** Start Stored rows **

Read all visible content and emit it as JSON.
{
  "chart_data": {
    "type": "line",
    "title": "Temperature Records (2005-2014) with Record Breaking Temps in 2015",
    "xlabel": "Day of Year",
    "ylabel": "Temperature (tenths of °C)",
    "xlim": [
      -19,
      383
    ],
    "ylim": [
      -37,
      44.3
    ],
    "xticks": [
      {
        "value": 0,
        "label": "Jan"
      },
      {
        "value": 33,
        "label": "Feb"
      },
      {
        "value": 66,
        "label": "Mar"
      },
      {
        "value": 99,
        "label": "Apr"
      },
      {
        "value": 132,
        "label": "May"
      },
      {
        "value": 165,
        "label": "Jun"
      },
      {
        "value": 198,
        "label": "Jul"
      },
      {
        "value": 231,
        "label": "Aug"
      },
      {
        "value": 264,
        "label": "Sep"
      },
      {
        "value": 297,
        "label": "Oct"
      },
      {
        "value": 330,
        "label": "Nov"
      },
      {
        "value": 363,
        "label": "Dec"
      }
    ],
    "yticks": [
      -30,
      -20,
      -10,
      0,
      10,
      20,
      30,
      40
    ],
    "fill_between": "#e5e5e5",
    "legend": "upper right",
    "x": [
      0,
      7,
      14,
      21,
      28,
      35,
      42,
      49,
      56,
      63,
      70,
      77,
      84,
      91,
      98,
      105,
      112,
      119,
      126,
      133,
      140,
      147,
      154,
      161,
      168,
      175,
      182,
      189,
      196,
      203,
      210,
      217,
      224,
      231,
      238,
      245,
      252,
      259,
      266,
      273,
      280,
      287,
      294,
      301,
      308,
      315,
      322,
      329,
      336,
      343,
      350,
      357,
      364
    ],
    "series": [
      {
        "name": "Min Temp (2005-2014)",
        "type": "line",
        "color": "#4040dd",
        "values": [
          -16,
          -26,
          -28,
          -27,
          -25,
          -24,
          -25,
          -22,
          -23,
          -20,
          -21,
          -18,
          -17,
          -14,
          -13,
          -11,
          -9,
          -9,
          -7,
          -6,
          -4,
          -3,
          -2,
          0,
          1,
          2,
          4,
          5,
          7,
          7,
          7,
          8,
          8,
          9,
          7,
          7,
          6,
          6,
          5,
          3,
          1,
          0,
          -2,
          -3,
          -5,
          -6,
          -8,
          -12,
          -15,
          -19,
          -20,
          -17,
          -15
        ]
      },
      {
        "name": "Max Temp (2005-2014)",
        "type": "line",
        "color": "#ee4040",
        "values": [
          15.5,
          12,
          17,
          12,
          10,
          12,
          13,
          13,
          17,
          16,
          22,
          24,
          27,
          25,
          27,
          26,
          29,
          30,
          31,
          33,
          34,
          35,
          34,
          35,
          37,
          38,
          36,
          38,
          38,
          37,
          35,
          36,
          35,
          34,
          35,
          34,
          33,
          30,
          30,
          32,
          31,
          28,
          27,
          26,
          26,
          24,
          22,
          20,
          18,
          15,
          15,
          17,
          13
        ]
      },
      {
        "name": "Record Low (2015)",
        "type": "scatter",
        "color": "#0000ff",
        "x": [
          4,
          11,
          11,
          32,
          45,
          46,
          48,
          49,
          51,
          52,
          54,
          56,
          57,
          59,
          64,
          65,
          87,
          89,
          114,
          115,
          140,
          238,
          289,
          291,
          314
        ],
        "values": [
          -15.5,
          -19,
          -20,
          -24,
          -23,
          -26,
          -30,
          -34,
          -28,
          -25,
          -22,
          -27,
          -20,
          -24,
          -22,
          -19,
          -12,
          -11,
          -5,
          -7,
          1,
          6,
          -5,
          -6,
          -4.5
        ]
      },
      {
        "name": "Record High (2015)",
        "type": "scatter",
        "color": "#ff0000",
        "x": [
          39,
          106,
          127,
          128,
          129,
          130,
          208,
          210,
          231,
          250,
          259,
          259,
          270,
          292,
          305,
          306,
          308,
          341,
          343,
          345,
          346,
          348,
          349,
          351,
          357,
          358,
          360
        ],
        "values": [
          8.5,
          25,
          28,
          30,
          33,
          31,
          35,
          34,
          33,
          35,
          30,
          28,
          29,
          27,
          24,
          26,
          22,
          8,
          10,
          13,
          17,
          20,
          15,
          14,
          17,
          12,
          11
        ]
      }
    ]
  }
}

** End Stored rows **

→ **Directions for this task**:
Pull out every line holding "Temperature" from the records above, and copy it.

→ **Exercise response**:
    "title": "Temperature Records (2005-2014) with Record Breaking Temps in 2015",
    "ylabel": "Temperature (tenths of °C)",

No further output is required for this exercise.